**Data listing:**
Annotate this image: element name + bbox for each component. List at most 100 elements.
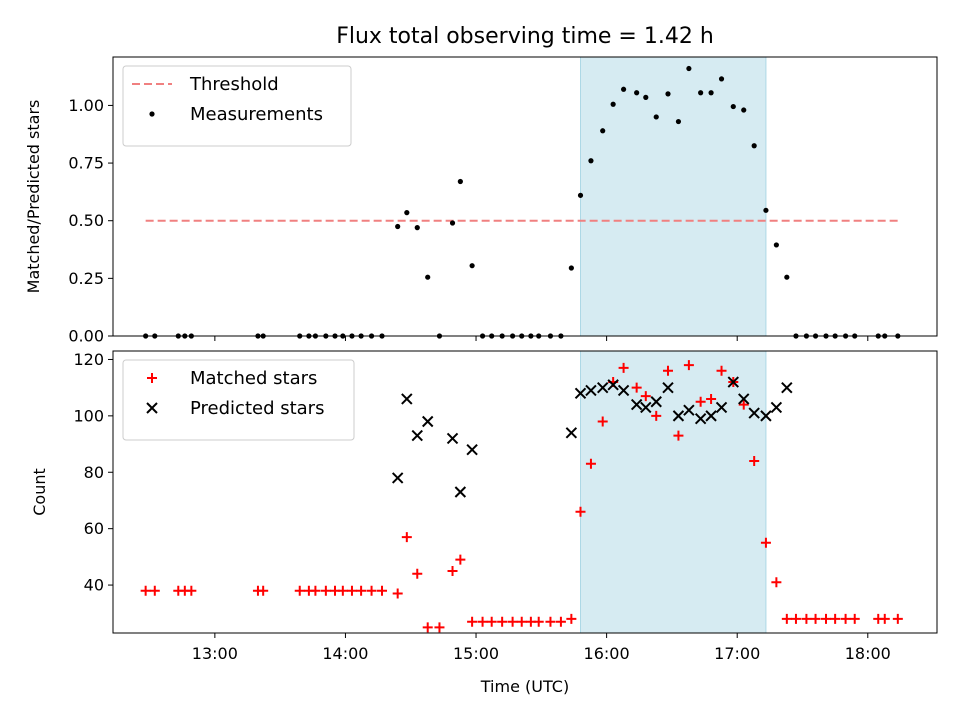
matched-star-point [434,622,445,633]
measurement-point [751,143,757,149]
measurement-point [741,107,747,113]
matched-star-point [337,585,348,596]
matched-star-point [781,613,792,624]
predicted-star-point [650,396,662,408]
matched-star-point [545,616,556,627]
legend: Threshold Measurements [122,65,352,147]
x-axis-label: Time (UTC) [480,677,569,696]
matched-star-point [706,393,717,404]
measurement-point [457,178,463,185]
matched-star-point [683,360,694,371]
measurement-point [730,103,736,110]
measurement-point [449,220,456,226]
matched-star-point [575,506,586,517]
predicted-star-point [630,398,643,411]
series-plus [140,360,903,633]
legend-label: Predicted stars [190,398,324,419]
predicted-star-point [760,410,772,422]
matched-star-point [477,616,488,627]
predicted-star-point [446,432,459,445]
legend-marker-x [146,402,158,414]
matched-star-point [447,565,458,576]
y-tick-label: 0.75 [68,154,104,173]
matched-star-point [497,616,508,627]
matched-star-point [840,613,851,624]
matched-star-point [830,613,841,624]
panel-bottom: 40 60 80 100 120 13:00 14:00 15:00 16:00 17:00 18:… [30,350,938,696]
y-tick-label: 60 [84,519,104,538]
y-axis-label: Matched/Predicted stars [24,100,43,294]
axes-frame [112,56,938,337]
predicted-star-point [585,384,597,397]
measurement-point [653,114,659,120]
measurement-point [610,101,616,107]
predicted-star-point [705,410,717,422]
predicted-star-point [748,407,760,419]
y-tick-label: 0.00 [68,327,104,346]
predicted-star-point [607,379,619,391]
predicted-star-point [422,415,434,428]
measurement-point [708,90,714,96]
matched-star-point [597,416,608,427]
legend-marker-plus [147,373,157,383]
matched-star-point [401,532,412,543]
predicted-star-point [411,429,423,442]
matched-star-point [186,585,197,596]
measurement-point [469,263,475,269]
measurement-point [763,207,769,213]
y-tick-label: 1.00 [68,96,104,115]
x-tick-label: 17:00 [714,644,760,663]
matched-star-point [566,613,577,624]
matched-star-point [749,455,760,466]
series-x [391,376,793,498]
x-tick-label: 13:00 [192,644,238,663]
matched-star-point [258,585,269,596]
matched-star-point [366,585,377,596]
measurement-point [643,94,649,100]
matched-star-point [892,613,903,624]
measurement-point [425,274,431,280]
panel-top: 0.00 0.25 0.50 0.75 1.00 Matched/Predicted st… [24,56,938,346]
matched-star-point [585,458,596,469]
predicted-star-point [694,412,707,425]
matched-star-point [356,585,367,596]
matched-star-point [879,613,890,624]
predicted-star-point [683,404,695,416]
predicted-star-point [727,376,739,388]
matched-star-point [790,613,801,624]
measurement-point [698,90,704,96]
matched-star-point [771,577,782,588]
legend-box [122,359,355,441]
matched-star-point [821,613,832,624]
matched-star-point [618,362,629,373]
matched-star-point [801,613,812,624]
x-tick-label: 18:00 [845,644,891,663]
measurement-point [634,90,640,96]
y-axis-label: Count [30,468,49,516]
predicted-star-point [565,427,578,439]
matched-star-point [673,430,684,441]
legend-label: Threshold [189,74,279,95]
measurement-point [620,86,627,92]
measurement-point [600,128,606,134]
y-tick-label: 100 [73,406,104,425]
matched-star-point [695,396,706,407]
x-tick-label: 14:00 [322,644,368,663]
measurement-point [395,223,401,230]
matched-star-point [320,585,331,596]
matched-star-point [507,616,518,627]
measurement-point [675,118,682,125]
measurement-point [404,210,410,216]
legend-label: Matched stars [190,368,317,389]
measurement-point [568,265,574,271]
y-tick-label: 120 [73,350,104,369]
matched-star-point [310,585,321,596]
matched-star-point [662,365,673,376]
chart-title: Flux total observing time = 1.42 h [336,24,714,49]
matched-star-point [738,399,749,410]
measurement-point [588,158,594,164]
matched-star-point [516,616,527,627]
predicted-star-point [781,381,793,394]
measurement-point [665,91,671,97]
predicted-star-point [738,393,750,405]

**Work to do:** Convert every line of the entries above into a Markdown table with the columns "Row" and "Text", where "Row" holds a running number and "Text" holds the line itself. Skip blank lines, and leave the pictures out of the table.

**Answer to the task:**
| Row | Text |
|---|---|
| 1 | Annotate this image: element name + bbox for each component. List at most 100 elements. |
| 2 | matched-star-point [434,622,445,633] |
| 3 | measurement-point [751,143,757,149] |
| 4 | measurement-point [741,107,747,113] |
| 5 | matched-star-point [337,585,348,596] |
| 6 | matched-star-point [781,613,792,624] |
| 7 | predicted-star-point [650,396,662,408] |
| 8 | matched-star-point [545,616,556,627] |
| 9 | legend: Threshold Measurements [122,65,352,147] |
| 10 | x-axis-label: Time (UTC) [480,677,569,696] |
| 11 | matched-star-point [706,393,717,404] |
| 12 | measurement-point [457,178,463,185] |
| 13 | matched-star-point [683,360,694,371] |
| 14 | measurement-point [730,103,736,110] |
| 15 | measurement-point [449,220,456,226] |
| 16 | matched-star-point [575,506,586,517] |
| 17 | predicted-star-point [630,398,643,411] |
| 18 | series-plus [140,360,903,633] |
| 19 | legend-label: Predicted stars [190,398,324,419] |
| 20 | predicted-star-point [760,410,772,422] |
| 21 | matched-star-point [477,616,488,627] |
| 22 | predicted-star-point [446,432,459,445] |
| 23 | legend-marker-x [146,402,158,414] |
| 24 | matched-star-point [447,565,458,576] |
| 25 | y-tick-label: 0.75 [68,154,104,173] |
| 26 | matched-star-point [497,616,508,627] |
| 27 | matched-star-point [840,613,851,624] |
| 28 | matched-star-point [830,613,841,624] |
| 29 | panel-bottom: 40 60 80 100 120 13:00 14:00 15:00 16:00 17:00 18:… [30,350,938,696] |
| 30 | y-tick-label: 60 [84,519,104,538] |
| 31 | y-axis-label: Matched/Predicted stars [24,100,43,294] |
| 32 | axes-frame [112,56,938,337] |
| 33 | predicted-star-point [585,384,597,397] |
| 34 | measurement-point [653,114,659,120] |
| 35 | measurement-point [610,101,616,107] |
| 36 | predicted-star-point [705,410,717,422] |
| 37 | predicted-star-point [748,407,760,419] |
| 38 | y-tick-label: 0.00 [68,327,104,346] |
| 39 | predicted-star-point [607,379,619,391] |
| 40 | predicted-star-point [422,415,434,428] |
| 41 | measurement-point [708,90,714,96] |
| 42 | matched-star-point [597,416,608,427] |
| 43 | legend-marker-plus [147,373,157,383] |
| 44 | matched-star-point [401,532,412,543] |
| 45 | predicted-star-point [411,429,423,442] |
| 46 | matched-star-point [186,585,197,596] |
| 47 | measurement-point [469,263,475,269] |
| 48 | measurement-point [763,207,769,213] |
| 49 | y-tick-label: 1.00 [68,96,104,115] |
| 50 | x-tick-label: 17:00 [714,644,760,663] |
| 51 | matched-star-point [566,613,577,624] |
| 52 | matched-star-point [749,455,760,466] |
| 53 | series-x [391,376,793,498] |
| 54 | x-tick-label: 13:00 [192,644,238,663] |
| 55 | matched-star-point [258,585,269,596] |
| 56 | matched-star-point [366,585,377,596] |
| 57 | measurement-point [643,94,649,100] |
| 58 | matched-star-point [892,613,903,624] |
| 59 | measurement-point [425,274,431,280] |
| 60 | panel-top: 0.00 0.25 0.50 0.75 1.00 Matched/Predicted st… [24,56,938,346] |
| 61 | matched-star-point [585,458,596,469] |
| 62 | predicted-star-point [694,412,707,425] |
| 63 | matched-star-point [356,585,367,596] |
| 64 | matched-star-point [879,613,890,624] |
| 65 | predicted-star-point [683,404,695,416] |
| 66 | predicted-star-point [727,376,739,388] |
| 67 | matched-star-point [790,613,801,624] |
| 68 | measurement-point [698,90,704,96] |
| 69 | matched-star-point [771,577,782,588] |
| 70 | legend-box [122,359,355,441] |
| 71 | matched-star-point [821,613,832,624] |
| 72 | matched-star-point [618,362,629,373] |
| 73 | matched-star-point [801,613,812,624] |
| 74 | x-tick-label: 18:00 [845,644,891,663] |
| 75 | measurement-point [634,90,640,96] |
| 76 | y-axis-label: Count [30,468,49,516] |
| 77 | predicted-star-point [565,427,578,439] |
| 78 | matched-star-point [673,430,684,441] |
| 79 | legend-label: Threshold [189,74,279,95] |
| 80 | measurement-point [620,86,627,92] |
| 81 | measurement-point [600,128,606,134] |
| 82 | y-tick-label: 100 [73,406,104,425] |
| 83 | matched-star-point [695,396,706,407] |
| 84 | x-tick-label: 14:00 [322,644,368,663] |
| 85 | measurement-point [395,223,401,230] |
| 86 | matched-star-point [320,585,331,596] |
| 87 | matched-star-point [507,616,518,627] |
| 88 | measurement-point [675,118,682,125] |
| 89 | measurement-point [404,210,410,216] |
| 90 | legend-label: Matched stars [190,368,317,389] |
| 91 | measurement-point [568,265,574,271] |
| 92 | y-tick-label: 120 [73,350,104,369] |
| 93 | matched-star-point [310,585,321,596] |
| 94 | matched-star-point [662,365,673,376] |
| 95 | chart-title: Flux total observing time = 1.42 h [336,24,714,49] |
| 96 | matched-star-point [738,399,749,410] |
| 97 | measurement-point [588,158,594,164] |
| 98 | matched-star-point [516,616,527,627] |
| 99 | predicted-star-point [781,381,793,394] |
| 100 | measurement-point [665,91,671,97] |
| 101 | predicted-star-point [738,393,750,405] |